**Items from a figure collection**
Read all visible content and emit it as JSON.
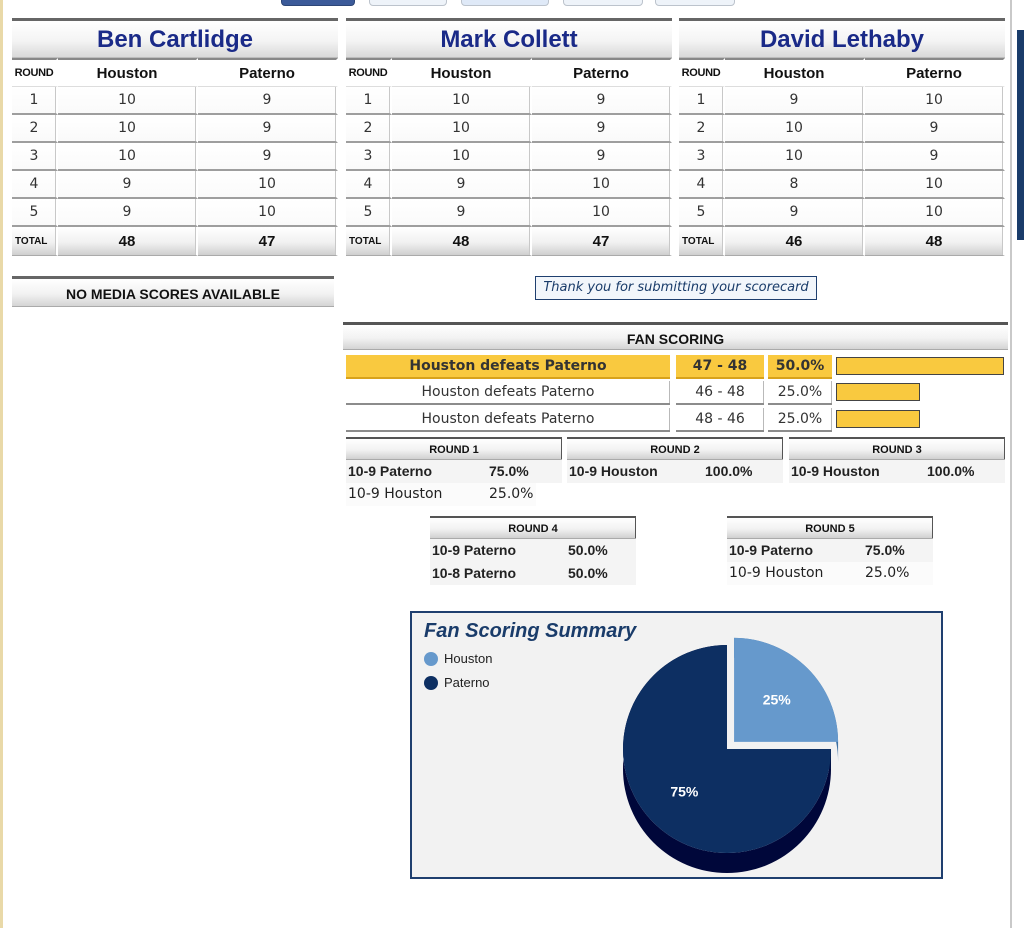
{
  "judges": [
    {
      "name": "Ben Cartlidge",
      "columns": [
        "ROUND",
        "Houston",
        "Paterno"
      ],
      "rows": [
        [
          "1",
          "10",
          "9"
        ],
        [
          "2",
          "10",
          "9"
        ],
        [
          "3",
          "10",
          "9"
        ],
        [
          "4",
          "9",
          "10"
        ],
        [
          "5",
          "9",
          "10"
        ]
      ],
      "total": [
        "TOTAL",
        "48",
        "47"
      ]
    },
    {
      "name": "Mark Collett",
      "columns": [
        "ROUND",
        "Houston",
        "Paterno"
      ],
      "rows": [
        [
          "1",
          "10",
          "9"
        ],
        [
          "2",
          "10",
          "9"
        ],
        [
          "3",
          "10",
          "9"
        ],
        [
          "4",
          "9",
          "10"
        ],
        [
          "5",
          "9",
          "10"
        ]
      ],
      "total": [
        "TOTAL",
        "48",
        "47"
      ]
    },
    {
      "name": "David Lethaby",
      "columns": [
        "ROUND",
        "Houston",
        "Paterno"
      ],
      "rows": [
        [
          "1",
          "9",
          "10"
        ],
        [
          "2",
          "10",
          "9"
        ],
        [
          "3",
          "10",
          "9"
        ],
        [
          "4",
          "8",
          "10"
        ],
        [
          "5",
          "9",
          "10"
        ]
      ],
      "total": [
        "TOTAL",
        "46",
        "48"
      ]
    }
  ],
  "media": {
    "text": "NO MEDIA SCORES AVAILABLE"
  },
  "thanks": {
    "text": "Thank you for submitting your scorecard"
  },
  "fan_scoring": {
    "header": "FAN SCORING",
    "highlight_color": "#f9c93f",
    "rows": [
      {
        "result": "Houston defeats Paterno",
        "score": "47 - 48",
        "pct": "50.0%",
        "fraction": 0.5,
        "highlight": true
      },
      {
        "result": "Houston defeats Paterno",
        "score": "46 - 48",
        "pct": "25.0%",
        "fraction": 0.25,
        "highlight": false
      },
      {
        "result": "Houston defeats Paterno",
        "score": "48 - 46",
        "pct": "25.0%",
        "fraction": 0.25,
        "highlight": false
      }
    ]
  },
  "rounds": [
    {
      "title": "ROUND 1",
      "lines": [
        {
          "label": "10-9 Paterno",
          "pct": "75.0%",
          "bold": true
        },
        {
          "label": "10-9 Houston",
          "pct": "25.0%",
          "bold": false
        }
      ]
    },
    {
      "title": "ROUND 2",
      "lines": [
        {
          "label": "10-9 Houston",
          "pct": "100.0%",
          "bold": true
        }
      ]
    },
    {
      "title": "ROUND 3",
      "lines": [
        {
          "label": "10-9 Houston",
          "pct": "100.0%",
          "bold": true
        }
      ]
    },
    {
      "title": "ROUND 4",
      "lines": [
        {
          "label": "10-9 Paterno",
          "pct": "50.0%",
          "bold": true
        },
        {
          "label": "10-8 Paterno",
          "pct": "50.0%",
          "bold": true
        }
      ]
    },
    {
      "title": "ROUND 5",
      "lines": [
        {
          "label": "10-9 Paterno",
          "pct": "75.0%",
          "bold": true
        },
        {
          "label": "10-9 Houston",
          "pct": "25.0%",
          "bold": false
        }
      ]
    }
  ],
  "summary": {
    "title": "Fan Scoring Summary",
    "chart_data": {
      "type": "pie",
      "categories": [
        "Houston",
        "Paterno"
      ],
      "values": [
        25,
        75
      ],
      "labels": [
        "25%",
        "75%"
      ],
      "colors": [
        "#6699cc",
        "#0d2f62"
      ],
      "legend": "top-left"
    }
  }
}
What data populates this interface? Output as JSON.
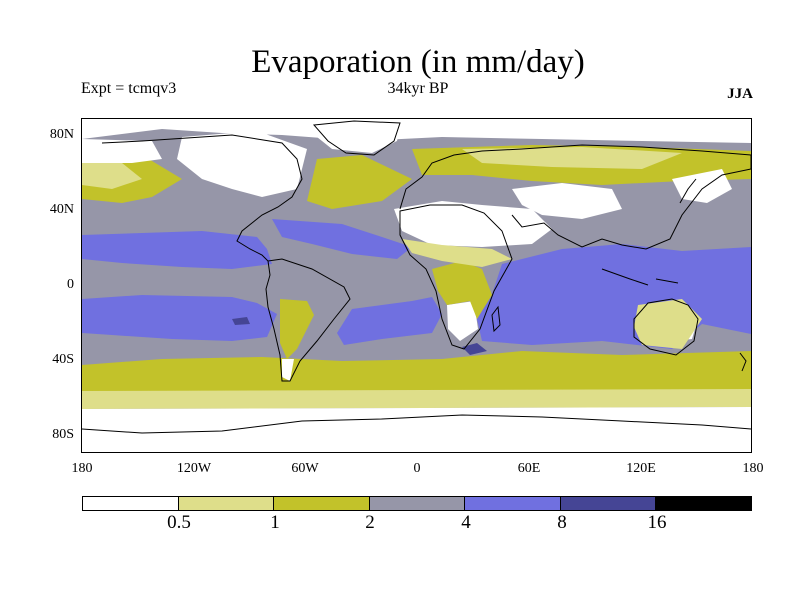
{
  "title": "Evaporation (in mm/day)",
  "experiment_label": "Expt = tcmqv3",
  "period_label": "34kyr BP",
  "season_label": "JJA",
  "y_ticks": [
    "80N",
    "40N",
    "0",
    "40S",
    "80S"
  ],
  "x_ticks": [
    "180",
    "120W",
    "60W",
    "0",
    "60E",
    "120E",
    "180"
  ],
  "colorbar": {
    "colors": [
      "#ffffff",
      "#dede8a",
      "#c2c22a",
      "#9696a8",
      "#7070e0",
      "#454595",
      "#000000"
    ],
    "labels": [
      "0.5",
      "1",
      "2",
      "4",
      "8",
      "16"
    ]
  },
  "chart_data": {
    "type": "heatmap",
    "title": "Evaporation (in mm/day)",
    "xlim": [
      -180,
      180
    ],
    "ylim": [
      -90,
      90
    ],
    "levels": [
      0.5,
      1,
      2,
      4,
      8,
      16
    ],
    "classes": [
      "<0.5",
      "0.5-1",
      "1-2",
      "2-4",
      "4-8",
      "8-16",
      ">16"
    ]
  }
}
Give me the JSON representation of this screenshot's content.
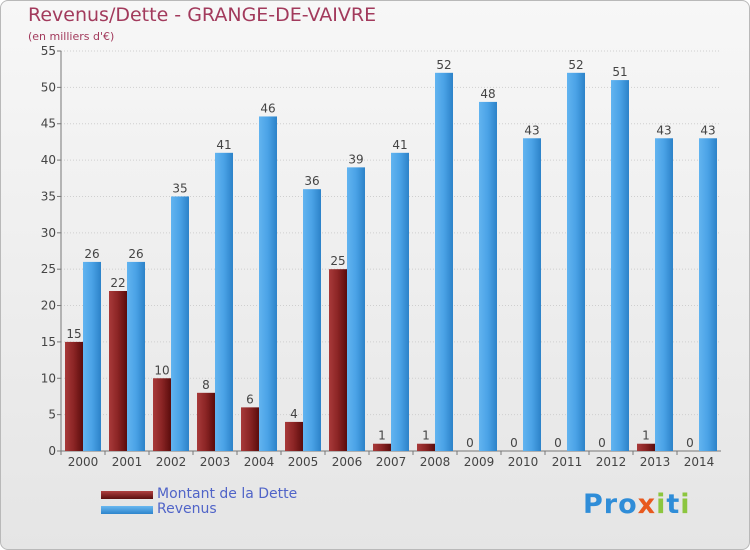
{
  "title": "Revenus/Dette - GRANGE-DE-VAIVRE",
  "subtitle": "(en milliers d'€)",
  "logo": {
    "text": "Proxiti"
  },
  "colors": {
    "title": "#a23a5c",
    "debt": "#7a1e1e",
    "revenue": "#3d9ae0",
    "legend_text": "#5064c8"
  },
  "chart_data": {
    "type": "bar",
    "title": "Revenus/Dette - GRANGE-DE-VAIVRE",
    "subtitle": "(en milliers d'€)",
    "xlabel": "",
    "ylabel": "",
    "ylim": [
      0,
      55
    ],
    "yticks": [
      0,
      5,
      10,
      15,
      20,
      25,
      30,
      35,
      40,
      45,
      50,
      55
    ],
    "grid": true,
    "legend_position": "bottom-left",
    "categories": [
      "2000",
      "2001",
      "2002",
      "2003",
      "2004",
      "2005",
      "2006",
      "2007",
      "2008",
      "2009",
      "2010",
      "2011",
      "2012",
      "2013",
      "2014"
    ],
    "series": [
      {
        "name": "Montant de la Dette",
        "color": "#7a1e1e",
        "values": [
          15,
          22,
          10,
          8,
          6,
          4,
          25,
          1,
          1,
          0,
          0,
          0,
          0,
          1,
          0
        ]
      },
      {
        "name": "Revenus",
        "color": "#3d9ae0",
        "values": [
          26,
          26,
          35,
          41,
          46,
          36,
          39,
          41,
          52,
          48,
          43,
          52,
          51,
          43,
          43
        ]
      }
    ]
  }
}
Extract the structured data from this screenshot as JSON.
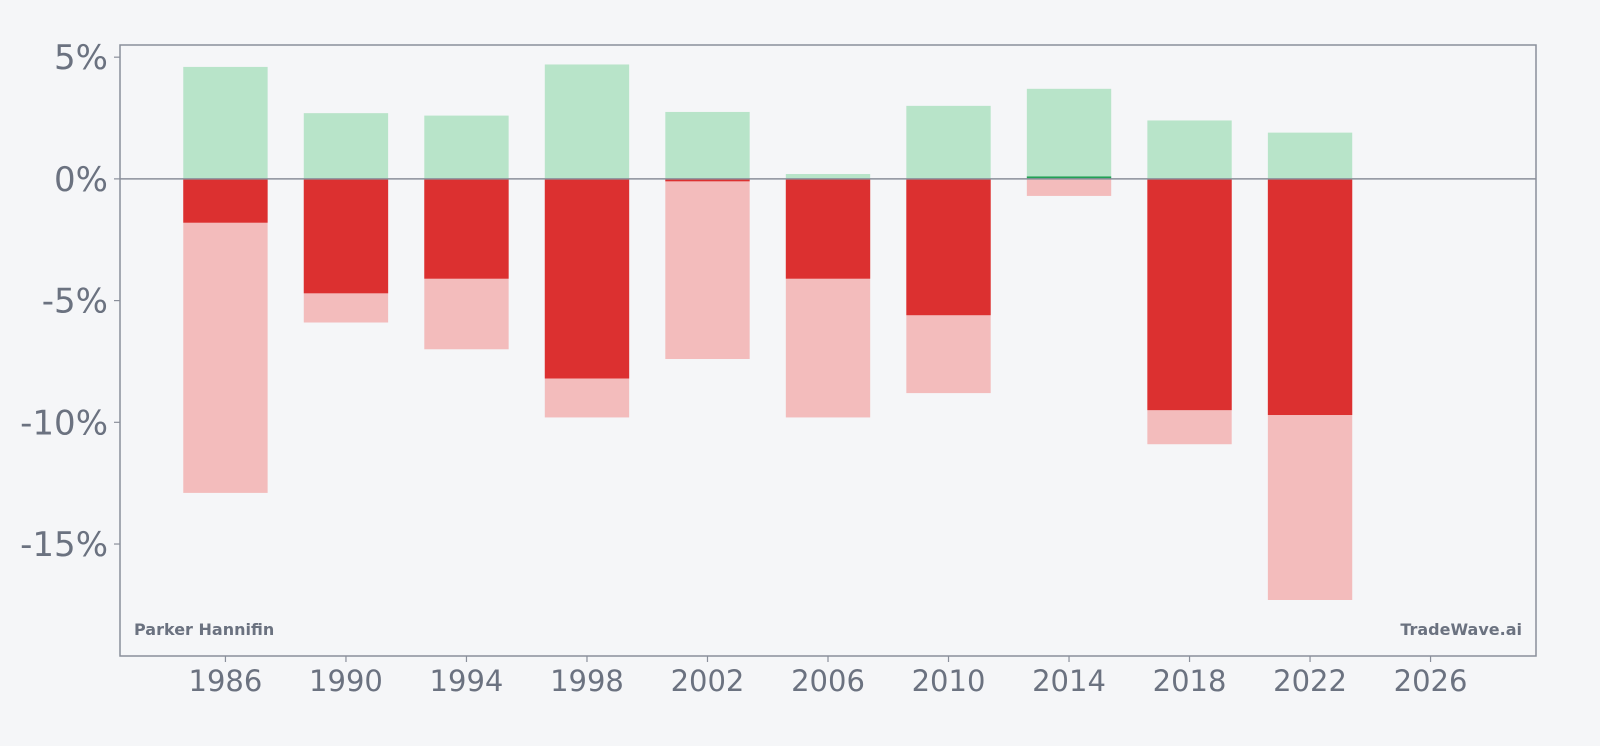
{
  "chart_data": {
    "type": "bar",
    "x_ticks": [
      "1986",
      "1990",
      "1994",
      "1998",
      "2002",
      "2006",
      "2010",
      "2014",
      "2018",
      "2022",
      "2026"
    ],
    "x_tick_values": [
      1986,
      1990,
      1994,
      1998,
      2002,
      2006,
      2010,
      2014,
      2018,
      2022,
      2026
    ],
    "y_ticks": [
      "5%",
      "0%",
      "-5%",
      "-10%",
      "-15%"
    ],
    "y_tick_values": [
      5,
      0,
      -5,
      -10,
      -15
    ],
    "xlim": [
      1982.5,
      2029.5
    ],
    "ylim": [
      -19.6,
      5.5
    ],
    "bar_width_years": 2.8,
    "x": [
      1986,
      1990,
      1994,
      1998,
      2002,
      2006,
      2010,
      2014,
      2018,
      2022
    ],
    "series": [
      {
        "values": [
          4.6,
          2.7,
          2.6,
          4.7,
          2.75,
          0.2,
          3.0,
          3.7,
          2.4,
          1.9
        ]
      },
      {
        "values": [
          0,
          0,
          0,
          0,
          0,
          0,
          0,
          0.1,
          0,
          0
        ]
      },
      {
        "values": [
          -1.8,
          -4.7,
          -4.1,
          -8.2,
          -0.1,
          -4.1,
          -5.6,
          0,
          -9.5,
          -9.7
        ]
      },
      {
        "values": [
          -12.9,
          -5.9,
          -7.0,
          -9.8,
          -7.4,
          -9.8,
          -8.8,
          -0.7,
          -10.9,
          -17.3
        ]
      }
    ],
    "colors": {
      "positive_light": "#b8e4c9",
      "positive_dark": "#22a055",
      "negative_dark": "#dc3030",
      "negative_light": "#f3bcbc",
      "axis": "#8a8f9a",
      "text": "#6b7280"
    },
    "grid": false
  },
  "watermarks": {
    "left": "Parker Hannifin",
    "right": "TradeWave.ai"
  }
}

**WHAT YOU NEED TO DO**
Select from the material above each line in which the string "type" appears, and list those lines.

**RESPONSE BELOW**
      "type": "pie",
    "type": "heatmap",
    "type": "bar",
    "type": "bar",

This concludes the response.